==== LISTING
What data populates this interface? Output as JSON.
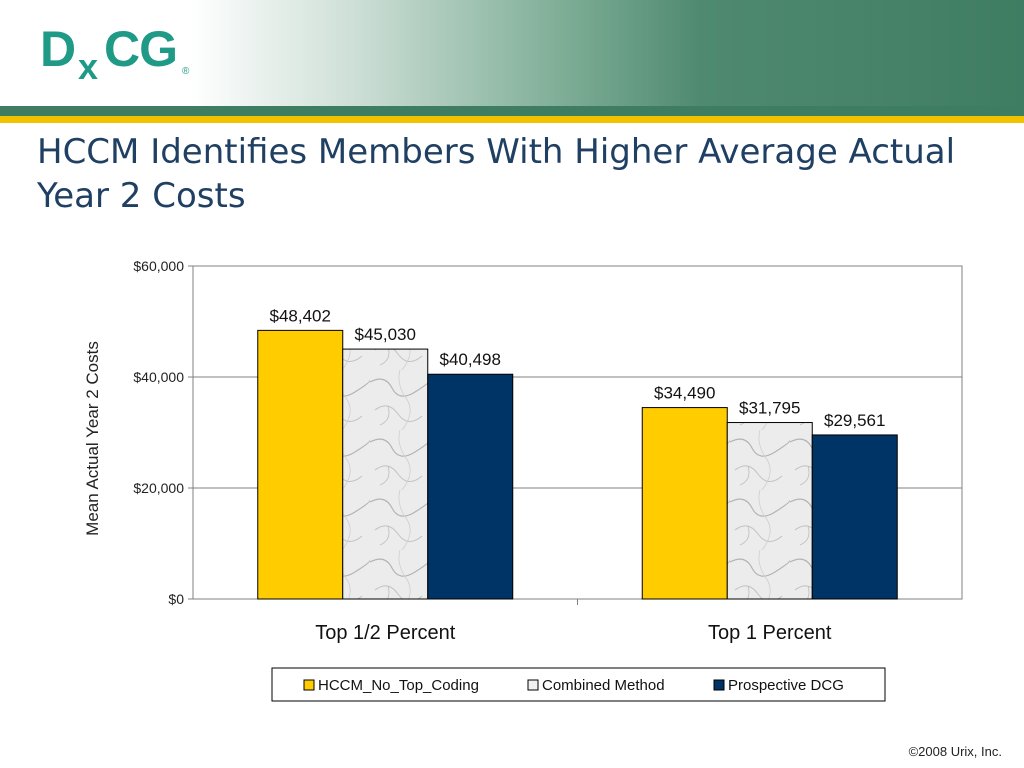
{
  "logo": {
    "d": "D",
    "x": "x",
    "cg": "CG",
    "reg": "®"
  },
  "title": "HCCM Identifies Members With Higher Average Actual Year 2 Costs",
  "footer": "©2008 Urix, Inc.",
  "colors": {
    "hccm": "#ffcc00",
    "combined": "#e6e6e6",
    "prospective": "#003366",
    "title": "#1f3f63",
    "brand_green": "#3f7d62",
    "brand_gold": "#f2c200"
  },
  "chart_data": {
    "type": "bar",
    "title": "",
    "xlabel": "",
    "ylabel": "Mean Actual Year 2 Costs",
    "ylim": [
      0,
      60000
    ],
    "yticks": [
      0,
      20000,
      40000,
      60000
    ],
    "ytick_labels": [
      "$0",
      "$20,000",
      "$40,000",
      "$60,000"
    ],
    "categories": [
      "Top 1/2 Percent",
      "Top 1 Percent"
    ],
    "series": [
      {
        "name": "HCCM_No_Top_Coding",
        "values": [
          48402,
          34490
        ],
        "labels": [
          "$48,402",
          "$34,490"
        ],
        "color": "#ffcc00"
      },
      {
        "name": "Combined Method",
        "values": [
          45030,
          31795
        ],
        "labels": [
          "$45,030",
          "$31,795"
        ],
        "color": "#e6e6e6",
        "pattern": "marble"
      },
      {
        "name": "Prospective DCG",
        "values": [
          40498,
          29561
        ],
        "labels": [
          "$40,498",
          "$29,561"
        ],
        "color": "#003366"
      }
    ],
    "grid": true,
    "legend_position": "bottom"
  }
}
========
▸ **INSTRUCTIONS FOR THE TASK**
Copy every line of the data that holds the string "Actual".

▸ **SOLUTION TO THE PROBLEM**
  "title": "HCCM Identifies Members With Higher Average Actual Year 2 Costs",
    "ylabel": "Mean Actual Year 2 Costs",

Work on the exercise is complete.